━━━━━ MATERIAL PROVIDED ━━━━━

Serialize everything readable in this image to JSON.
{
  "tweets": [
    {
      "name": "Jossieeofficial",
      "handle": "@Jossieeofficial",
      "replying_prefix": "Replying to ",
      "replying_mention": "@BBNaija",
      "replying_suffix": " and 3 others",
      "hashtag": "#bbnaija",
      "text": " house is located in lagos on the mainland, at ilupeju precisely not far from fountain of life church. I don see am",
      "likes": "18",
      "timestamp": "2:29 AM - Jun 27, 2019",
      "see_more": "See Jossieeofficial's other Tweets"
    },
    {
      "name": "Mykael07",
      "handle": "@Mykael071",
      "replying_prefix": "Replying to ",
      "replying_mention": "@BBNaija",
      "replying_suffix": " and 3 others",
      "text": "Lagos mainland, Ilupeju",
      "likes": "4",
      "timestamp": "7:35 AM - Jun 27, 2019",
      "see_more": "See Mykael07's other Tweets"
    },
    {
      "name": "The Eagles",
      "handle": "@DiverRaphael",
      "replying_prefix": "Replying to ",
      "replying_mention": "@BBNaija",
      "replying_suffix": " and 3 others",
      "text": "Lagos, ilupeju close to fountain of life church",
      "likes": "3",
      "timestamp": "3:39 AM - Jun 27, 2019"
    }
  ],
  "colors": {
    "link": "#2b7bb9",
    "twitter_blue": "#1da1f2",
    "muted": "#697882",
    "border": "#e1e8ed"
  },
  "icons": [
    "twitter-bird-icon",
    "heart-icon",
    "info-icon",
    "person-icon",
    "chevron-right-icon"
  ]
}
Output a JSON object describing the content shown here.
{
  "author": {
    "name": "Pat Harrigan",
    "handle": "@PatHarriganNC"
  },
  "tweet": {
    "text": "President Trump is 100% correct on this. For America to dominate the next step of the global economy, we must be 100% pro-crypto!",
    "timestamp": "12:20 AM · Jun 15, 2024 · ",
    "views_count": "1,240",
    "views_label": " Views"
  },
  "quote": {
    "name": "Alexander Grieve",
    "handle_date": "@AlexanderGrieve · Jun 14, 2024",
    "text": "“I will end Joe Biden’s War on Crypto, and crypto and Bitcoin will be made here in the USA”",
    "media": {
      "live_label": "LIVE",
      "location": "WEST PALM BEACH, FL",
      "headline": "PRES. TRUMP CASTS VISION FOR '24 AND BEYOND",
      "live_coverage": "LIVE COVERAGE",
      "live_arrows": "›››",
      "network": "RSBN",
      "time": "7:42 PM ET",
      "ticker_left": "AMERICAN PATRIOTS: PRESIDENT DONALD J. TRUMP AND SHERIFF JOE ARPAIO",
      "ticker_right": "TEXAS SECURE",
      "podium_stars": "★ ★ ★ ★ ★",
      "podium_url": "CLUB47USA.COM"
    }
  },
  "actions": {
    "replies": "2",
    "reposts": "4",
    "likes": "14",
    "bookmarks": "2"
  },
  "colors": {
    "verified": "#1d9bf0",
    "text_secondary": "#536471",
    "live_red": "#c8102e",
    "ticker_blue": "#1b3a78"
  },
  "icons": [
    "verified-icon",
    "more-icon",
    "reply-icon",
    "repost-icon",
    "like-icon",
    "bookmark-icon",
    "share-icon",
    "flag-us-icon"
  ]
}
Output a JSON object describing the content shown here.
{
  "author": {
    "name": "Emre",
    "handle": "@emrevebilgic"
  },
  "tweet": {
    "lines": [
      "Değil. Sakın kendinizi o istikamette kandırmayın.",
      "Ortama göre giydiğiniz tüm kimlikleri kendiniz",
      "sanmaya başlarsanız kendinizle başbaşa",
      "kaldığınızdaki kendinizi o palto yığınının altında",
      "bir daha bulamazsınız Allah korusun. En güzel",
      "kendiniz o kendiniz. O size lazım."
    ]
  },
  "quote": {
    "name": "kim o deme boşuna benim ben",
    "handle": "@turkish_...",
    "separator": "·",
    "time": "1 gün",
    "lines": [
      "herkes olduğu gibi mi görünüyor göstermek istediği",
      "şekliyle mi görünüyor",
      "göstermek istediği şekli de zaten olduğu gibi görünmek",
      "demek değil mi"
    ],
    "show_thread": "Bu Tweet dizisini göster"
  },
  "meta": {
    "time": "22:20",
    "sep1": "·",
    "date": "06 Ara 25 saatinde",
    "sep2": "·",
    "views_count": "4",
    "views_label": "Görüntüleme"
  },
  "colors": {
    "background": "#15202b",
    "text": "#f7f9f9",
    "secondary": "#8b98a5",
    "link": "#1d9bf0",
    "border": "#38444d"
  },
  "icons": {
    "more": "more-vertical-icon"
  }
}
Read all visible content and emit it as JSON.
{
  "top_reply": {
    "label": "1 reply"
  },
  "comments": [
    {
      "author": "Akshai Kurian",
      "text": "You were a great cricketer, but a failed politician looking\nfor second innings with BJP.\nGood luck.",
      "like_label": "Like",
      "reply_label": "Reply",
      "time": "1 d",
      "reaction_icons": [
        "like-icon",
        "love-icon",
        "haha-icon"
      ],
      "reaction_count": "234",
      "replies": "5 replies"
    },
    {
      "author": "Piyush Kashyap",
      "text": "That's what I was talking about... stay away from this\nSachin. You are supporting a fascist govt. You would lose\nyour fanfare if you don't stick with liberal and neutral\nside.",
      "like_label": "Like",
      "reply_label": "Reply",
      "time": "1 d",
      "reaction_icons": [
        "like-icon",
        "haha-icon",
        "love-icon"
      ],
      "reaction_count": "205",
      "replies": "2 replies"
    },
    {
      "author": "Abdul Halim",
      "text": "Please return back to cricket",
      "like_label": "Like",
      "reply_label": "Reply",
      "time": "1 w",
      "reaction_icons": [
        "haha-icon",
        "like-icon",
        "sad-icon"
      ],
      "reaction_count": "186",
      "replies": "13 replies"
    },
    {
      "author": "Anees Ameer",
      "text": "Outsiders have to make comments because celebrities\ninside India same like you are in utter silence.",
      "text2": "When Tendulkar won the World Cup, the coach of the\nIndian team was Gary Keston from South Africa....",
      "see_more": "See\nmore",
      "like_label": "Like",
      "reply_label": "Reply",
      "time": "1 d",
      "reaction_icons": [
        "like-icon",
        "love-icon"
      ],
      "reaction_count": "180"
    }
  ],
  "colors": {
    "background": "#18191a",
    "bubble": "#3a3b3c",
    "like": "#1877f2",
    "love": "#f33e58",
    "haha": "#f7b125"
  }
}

━━━━━

List the lines that contain the word "life".

_ANSWER FOR THE TASK_:
      "text": " house is located in lagos on the mainland, at ilupeju precisely not far from fountain of life church. I don see am",
      "text": "Lagos, ilupeju close to fountain of life church",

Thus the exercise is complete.